Stored data:

┌──

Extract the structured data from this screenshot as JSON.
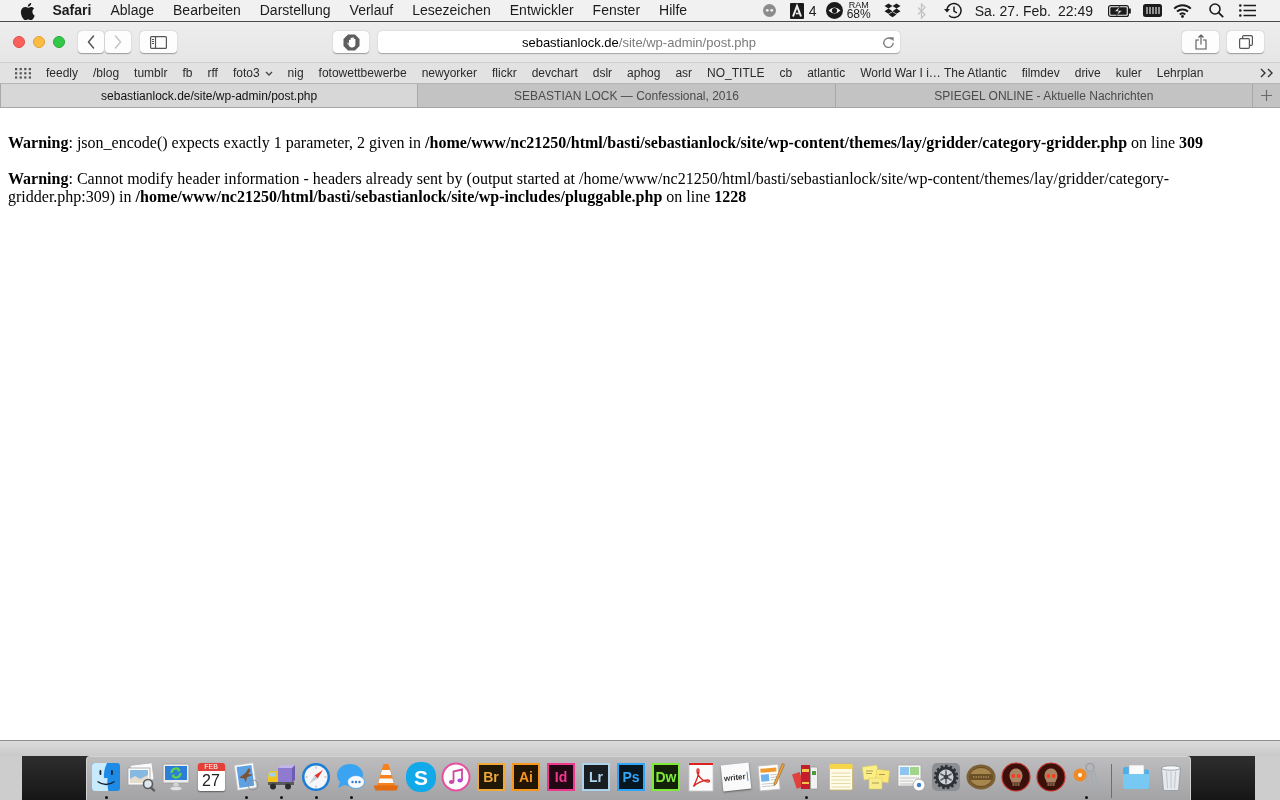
{
  "menu_bar": {
    "menus": [
      {
        "kind": "app",
        "label": "Safari"
      },
      {
        "kind": "menu",
        "label": "Ablage"
      },
      {
        "kind": "menu",
        "label": "Bearbeiten"
      },
      {
        "kind": "menu",
        "label": "Darstellung"
      },
      {
        "kind": "menu",
        "label": "Verlauf"
      },
      {
        "kind": "menu",
        "label": "Lesezeichen"
      },
      {
        "kind": "menu",
        "label": "Entwickler"
      },
      {
        "kind": "menu",
        "label": "Fenster"
      },
      {
        "kind": "menu",
        "label": "Hilfe"
      }
    ],
    "status_items": [
      {
        "kind": "dot",
        "disabled": false
      },
      {
        "kind": "adobe",
        "label": "4",
        "disabled": false
      },
      {
        "kind": "ram",
        "caption": "RAM",
        "label": "68%",
        "disabled": false
      },
      {
        "kind": "dropbox",
        "disabled": false
      },
      {
        "kind": "bluetooth",
        "disabled": true
      },
      {
        "kind": "time_machine",
        "disabled": false
      },
      {
        "kind": "clock",
        "date": "Sa. 27. Feb.",
        "time": "22:49",
        "disabled": false
      },
      {
        "kind": "battery",
        "disabled": false
      },
      {
        "kind": "memory",
        "disabled": false
      },
      {
        "kind": "wifi",
        "disabled": false
      },
      {
        "kind": "search",
        "disabled": false
      },
      {
        "kind": "notifications",
        "disabled": false
      }
    ]
  },
  "toolbar": {
    "back": {
      "disabled": false
    },
    "forward": {
      "disabled": true
    },
    "address": {
      "host": "sebastianlock.de",
      "path": "/site/wp-admin/post.php"
    }
  },
  "bookmarks": [
    {
      "kind": "link",
      "label": "feedly"
    },
    {
      "kind": "link",
      "label": "/blog"
    },
    {
      "kind": "link",
      "label": "tumblr"
    },
    {
      "kind": "link",
      "label": "fb"
    },
    {
      "kind": "link",
      "label": "rff"
    },
    {
      "kind": "folder",
      "label": "foto3"
    },
    {
      "kind": "link",
      "label": "nig"
    },
    {
      "kind": "link",
      "label": "fotowettbewerbe"
    },
    {
      "kind": "link",
      "label": "newyorker"
    },
    {
      "kind": "link",
      "label": "flickr"
    },
    {
      "kind": "link",
      "label": "devchart"
    },
    {
      "kind": "link",
      "label": "dslr"
    },
    {
      "kind": "link",
      "label": "aphog"
    },
    {
      "kind": "link",
      "label": "asr"
    },
    {
      "kind": "link",
      "label": "NO_TITLE"
    },
    {
      "kind": "link",
      "label": "cb"
    },
    {
      "kind": "link",
      "label": "atlantic"
    },
    {
      "kind": "link",
      "label": "World War I i… The Atlantic"
    },
    {
      "kind": "link",
      "label": "filmdev"
    },
    {
      "kind": "link",
      "label": "drive"
    },
    {
      "kind": "link",
      "label": "kuler"
    },
    {
      "kind": "link",
      "label": "Lehrplan"
    }
  ],
  "tabs": [
    {
      "title": "sebastianlock.de/site/wp-admin/post.php",
      "selected": true
    },
    {
      "title": "SEBASTIAN LOCK — Confessional, 2016",
      "selected": false
    },
    {
      "title": "SPIEGEL ONLINE - Aktuelle Nachrichten",
      "selected": false
    }
  ],
  "page": {
    "messages": [
      "**Warning**: json_encode() expects exactly 1 parameter, 2 given in **/home/www/nc21250/html/basti/sebastianlock/site/wp-content/themes/lay/gridder/category-gridder.php** on line **309**",
      "**Warning**: Cannot modify header information - headers already sent by (output started at /home/www/nc21250/html/basti/sebastianlock/site/wp-content/themes/lay/gridder/category-gridder.php:309) in **/home/www/nc21250/html/basti/sebastianlock/site/wp-includes/pluggable.php** on line **1228**"
    ]
  },
  "dock": {
    "apps": [
      {
        "kind": "finder",
        "running": true
      },
      {
        "kind": "preview",
        "running": false
      },
      {
        "kind": "monitor",
        "running": false
      },
      {
        "kind": "calendar",
        "month": "FEB",
        "day": "27",
        "running": false
      },
      {
        "kind": "stamp",
        "running": true
      },
      {
        "kind": "truck",
        "running": true
      },
      {
        "kind": "compass",
        "running": true
      },
      {
        "kind": "bubble",
        "running": true
      },
      {
        "kind": "cone",
        "running": false
      },
      {
        "kind": "round_tile",
        "label": "S",
        "color": "#12a9ea",
        "running": false
      },
      {
        "kind": "music",
        "running": false
      },
      {
        "kind": "tile",
        "label": "Br",
        "color": "#eea83c",
        "running": false
      },
      {
        "kind": "tile",
        "label": "Ai",
        "color": "#f9961e",
        "running": false
      },
      {
        "kind": "tile",
        "label": "Id",
        "color": "#f0388f",
        "running": false
      },
      {
        "kind": "tile",
        "label": "Lr",
        "color": "#acd2ec",
        "running": false
      },
      {
        "kind": "tile",
        "label": "Ps",
        "color": "#31a6f6",
        "running": false
      },
      {
        "kind": "tile",
        "label": "Dw",
        "color": "#7fea3a",
        "running": false
      },
      {
        "kind": "acrobat",
        "running": false
      },
      {
        "kind": "writer",
        "label": "writer",
        "running": false
      },
      {
        "kind": "document_pencil",
        "running": false
      },
      {
        "kind": "books",
        "running": true
      },
      {
        "kind": "notepad",
        "running": false
      },
      {
        "kind": "stickies",
        "running": false
      },
      {
        "kind": "map",
        "running": false
      },
      {
        "kind": "gear",
        "running": false
      },
      {
        "kind": "medallion",
        "running": false
      },
      {
        "kind": "skull",
        "running": false
      },
      {
        "kind": "skull",
        "running": false
      },
      {
        "kind": "keys",
        "running": true
      }
    ],
    "stacks": [
      {
        "kind": "folder"
      },
      {
        "kind": "trash"
      }
    ]
  }
}
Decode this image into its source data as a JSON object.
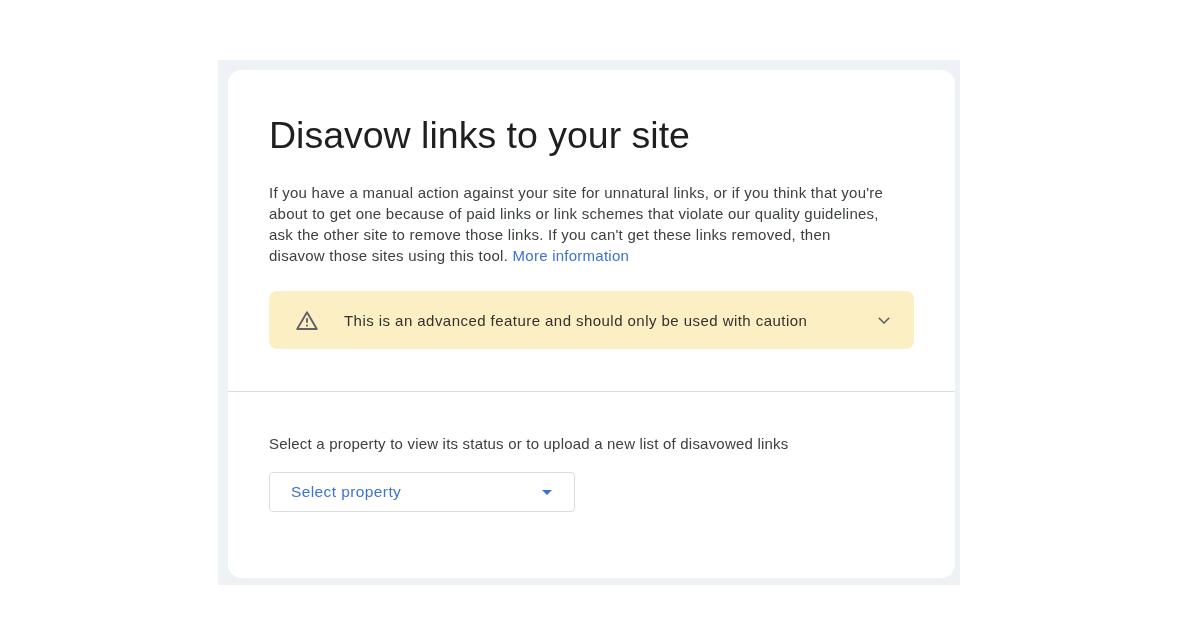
{
  "page": {
    "title": "Disavow links to your site",
    "description": {
      "text": "If you have a manual action against your site for unnatural links, or if you think that you're about to get one because of paid links or link schemes that violate our quality guidelines, ask the other site to remove those links. If you can't get these links removed, then disavow those sites using this tool.",
      "link": "More information"
    },
    "warning": {
      "text": "This is an advanced feature and should only be used with caution",
      "expanded": false
    },
    "property_section": {
      "label": "Select a property to view its status or to upload a new list of disavowed links",
      "select": {
        "placeholder": "Select property"
      }
    }
  }
}
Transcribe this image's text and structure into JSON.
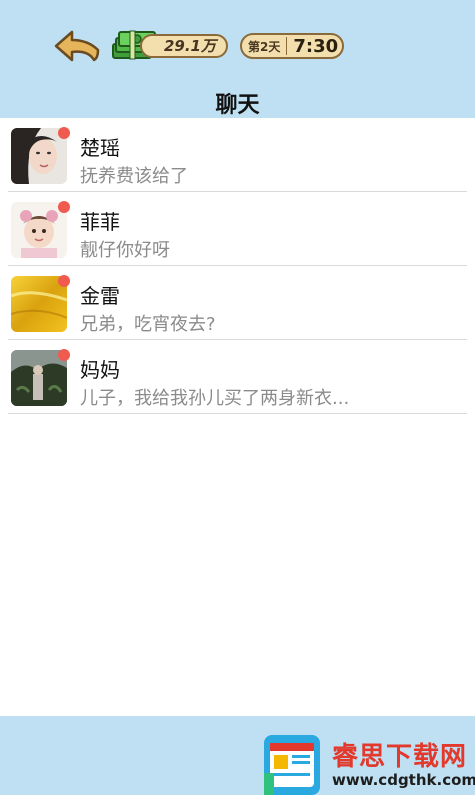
{
  "header": {
    "money": "29.1万",
    "day": "第2天",
    "time": "7:30",
    "title": "聊天"
  },
  "icons": {
    "back": "back-arrow-icon",
    "money": "cash-stack-icon"
  },
  "chats": [
    {
      "name": "楚瑶",
      "preview": "抚养费该给了",
      "unread": true,
      "avatar": "woman-portrait"
    },
    {
      "name": "菲菲",
      "preview": "靓仔你好呀",
      "unread": true,
      "avatar": "child-portrait"
    },
    {
      "name": "金雷",
      "preview": "兄弟，吃宵夜去?",
      "unread": true,
      "avatar": "golden-texture"
    },
    {
      "name": "妈妈",
      "preview": "儿子，我给我孙儿买了两身新衣...",
      "unread": true,
      "avatar": "garden-photo"
    }
  ],
  "watermark": {
    "text": "睿思下载网",
    "url": "www.cdgthk.com"
  },
  "colors": {
    "background": "#bfe0f3",
    "badge": "#f05a4f",
    "pill": "#f3dfae",
    "watermark": "#e2392c"
  }
}
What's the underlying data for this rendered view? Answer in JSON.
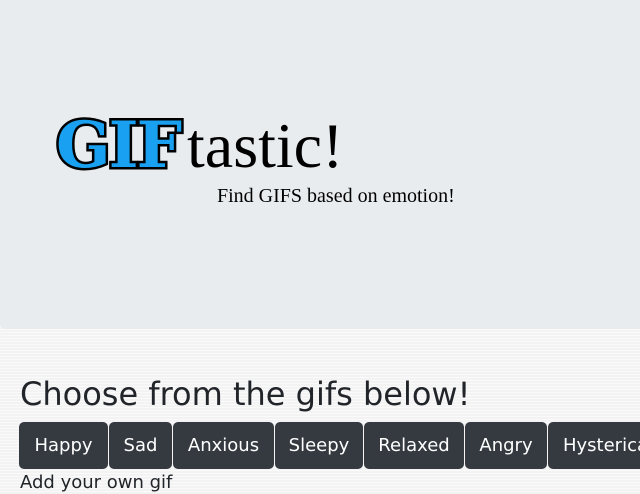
{
  "header": {
    "logo": {
      "gif": "GIF",
      "tastic": "tastic!"
    },
    "tagline": "Find GIFS based on emotion!"
  },
  "main": {
    "heading": "Choose from the gifs below!",
    "buttons": [
      {
        "label": "Happy"
      },
      {
        "label": "Sad"
      },
      {
        "label": "Anxious"
      },
      {
        "label": "Sleepy"
      },
      {
        "label": "Relaxed"
      },
      {
        "label": "Angry"
      },
      {
        "label": "Hysterical"
      }
    ],
    "below_text": "Add your own gif"
  },
  "colors": {
    "jumbotron_bg": "#e9ecef",
    "button_bg": "#343a40",
    "logo_accent": "#1aa0f0"
  }
}
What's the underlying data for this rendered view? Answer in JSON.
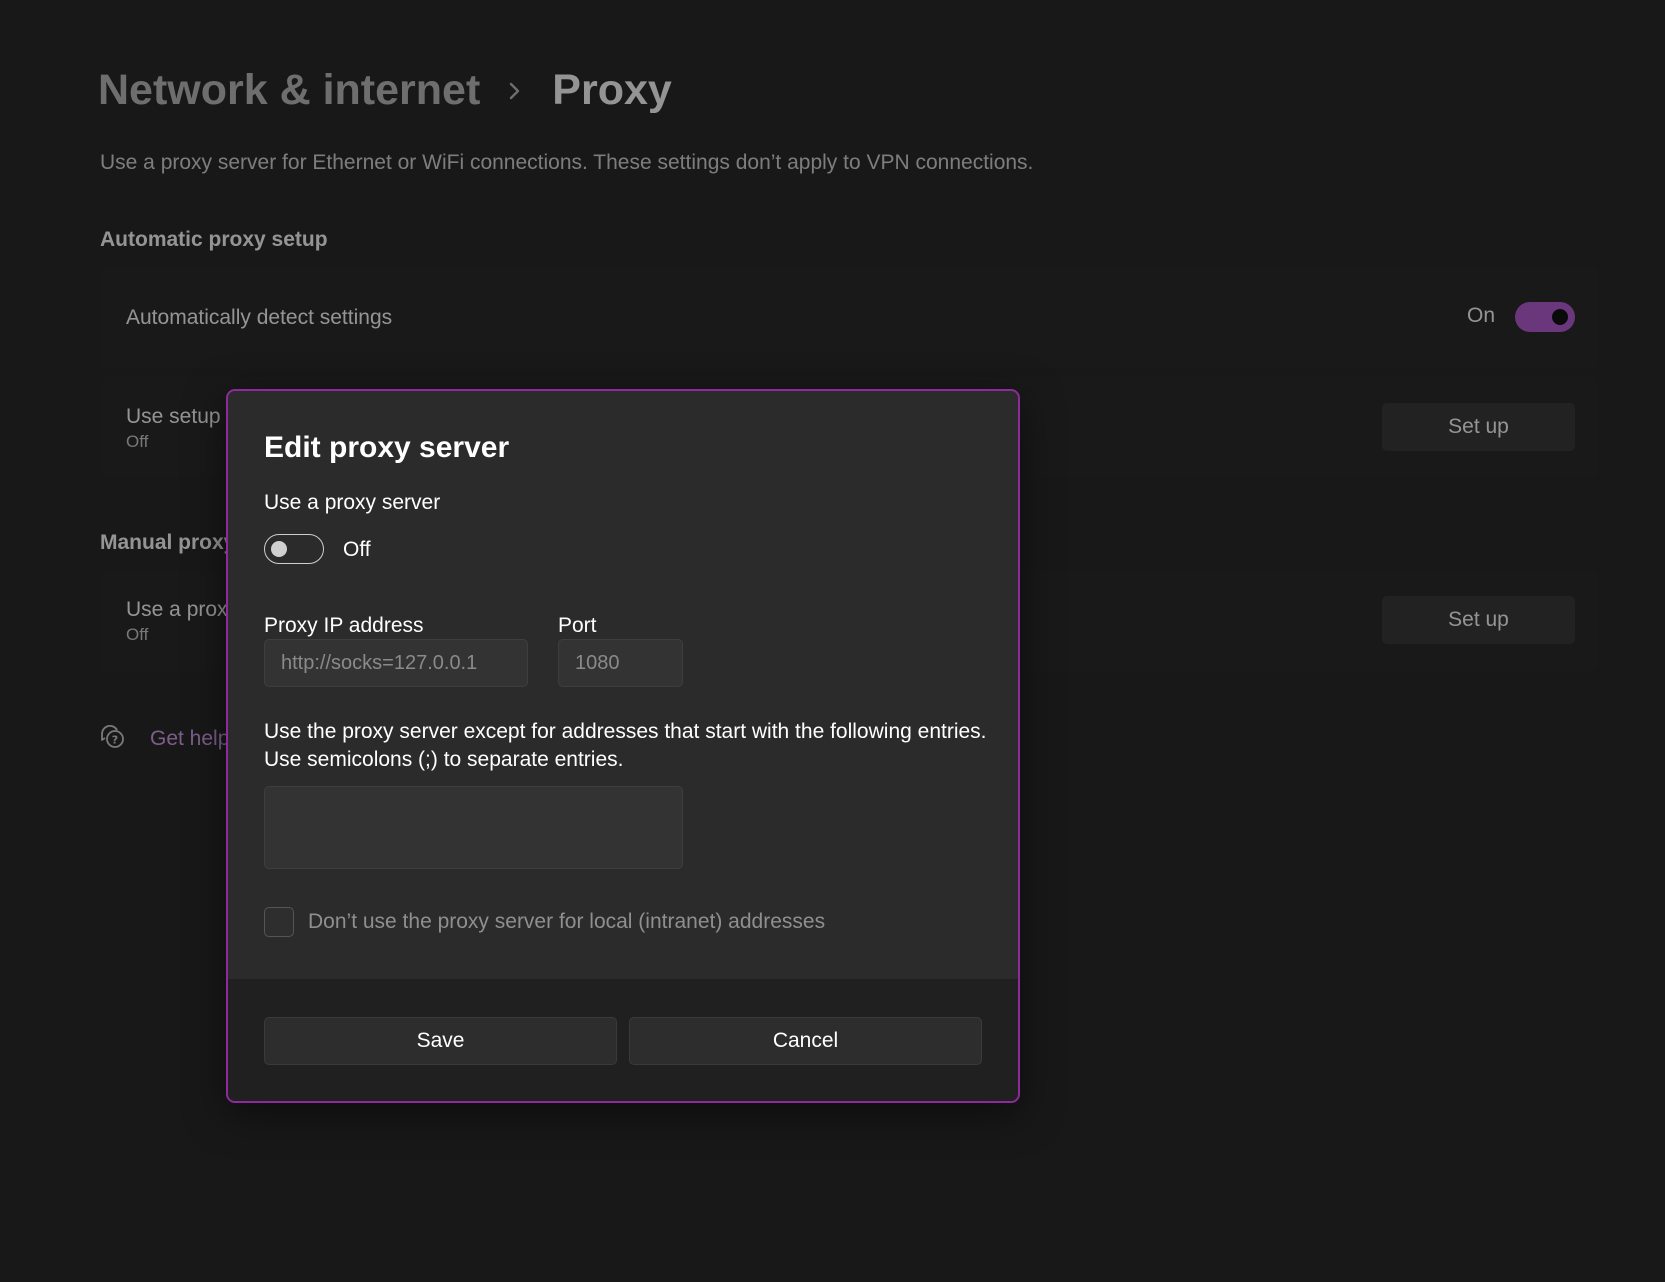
{
  "breadcrumb": {
    "parent": "Network & internet",
    "current": "Proxy"
  },
  "description": "Use a proxy server for Ethernet or WiFi connections. These settings don’t apply to VPN connections.",
  "automatic": {
    "section_title": "Automatic proxy setup",
    "detect": {
      "title": "Automatically detect settings",
      "state_label": "On",
      "enabled": true
    },
    "script": {
      "title": "Use setup s",
      "status": "Off",
      "button": "Set up"
    }
  },
  "manual": {
    "section_title": "Manual proxy",
    "use_proxy": {
      "title": "Use a proxy",
      "status": "Off",
      "button": "Set up"
    }
  },
  "help": {
    "label": "Get help"
  },
  "dialog": {
    "title": "Edit proxy server",
    "use_proxy_label": "Use a proxy server",
    "toggle_state": "Off",
    "ip_label": "Proxy IP address",
    "ip_placeholder": "http://socks=127.0.0.1",
    "port_label": "Port",
    "port_placeholder": "1080",
    "exceptions_line1": "Use the proxy server except for addresses that start with the following entries.",
    "exceptions_line2": "Use semicolons (;) to separate entries.",
    "exceptions_value": "",
    "local_checkbox_label": "Don’t use the proxy server for local (intranet) addresses",
    "local_checkbox_checked": false,
    "save": "Save",
    "cancel": "Cancel"
  },
  "colors": {
    "accent": "#b85fd6",
    "dialog_border": "#8e2a9c",
    "link": "#d7a1ef"
  }
}
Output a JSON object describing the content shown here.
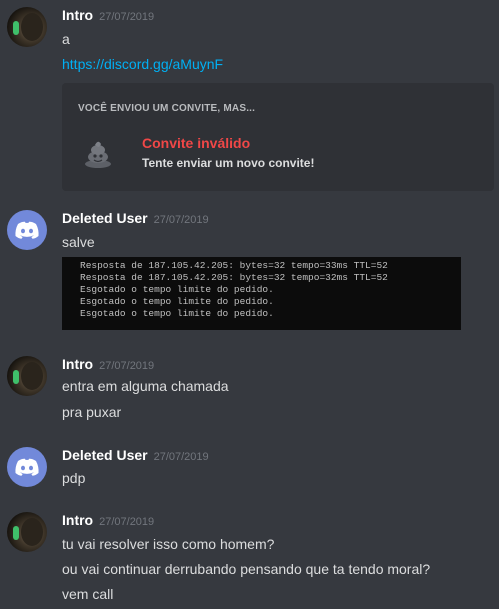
{
  "messages": [
    {
      "username": "Intro",
      "timestamp": "27/07/2019",
      "avatar": "user-photo",
      "lines": [
        "a"
      ],
      "link": "https://discord.gg/aMuynF",
      "invite": {
        "title": "VOCÊ ENVIOU UM CONVITE, MAS...",
        "status": "Convite inválido",
        "subtitle": "Tente enviar um novo convite!",
        "icon": "poop-icon"
      }
    },
    {
      "username": "Deleted User",
      "timestamp": "27/07/2019",
      "avatar": "discord-default",
      "lines": [
        "salve"
      ],
      "terminal": [
        "Resposta de 187.105.42.205: bytes=32 tempo=33ms TTL=52",
        "Resposta de 187.105.42.205: bytes=32 tempo=32ms TTL=52",
        "Esgotado o tempo limite do pedido.",
        "Esgotado o tempo limite do pedido.",
        "Esgotado o tempo limite do pedido."
      ]
    },
    {
      "username": "Intro",
      "timestamp": "27/07/2019",
      "avatar": "user-photo",
      "lines": [
        "entra em alguma chamada",
        "pra puxar"
      ]
    },
    {
      "username": "Deleted User",
      "timestamp": "27/07/2019",
      "avatar": "discord-default",
      "lines": [
        "pdp"
      ]
    },
    {
      "username": "Intro",
      "timestamp": "27/07/2019",
      "avatar": "user-photo",
      "lines": [
        "tu vai resolver isso como homem?",
        "ou vai continuar derrubando pensando que ta tendo moral?",
        "vem call"
      ]
    }
  ],
  "colors": {
    "background": "#36393f",
    "embed": "#2f3136",
    "link": "#00b0f4",
    "error": "#f04747",
    "blurple": "#7289da"
  }
}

└──

• Task goal
Determine how many lines contain the word "preview" and reply with that number alone.

• Answer below
5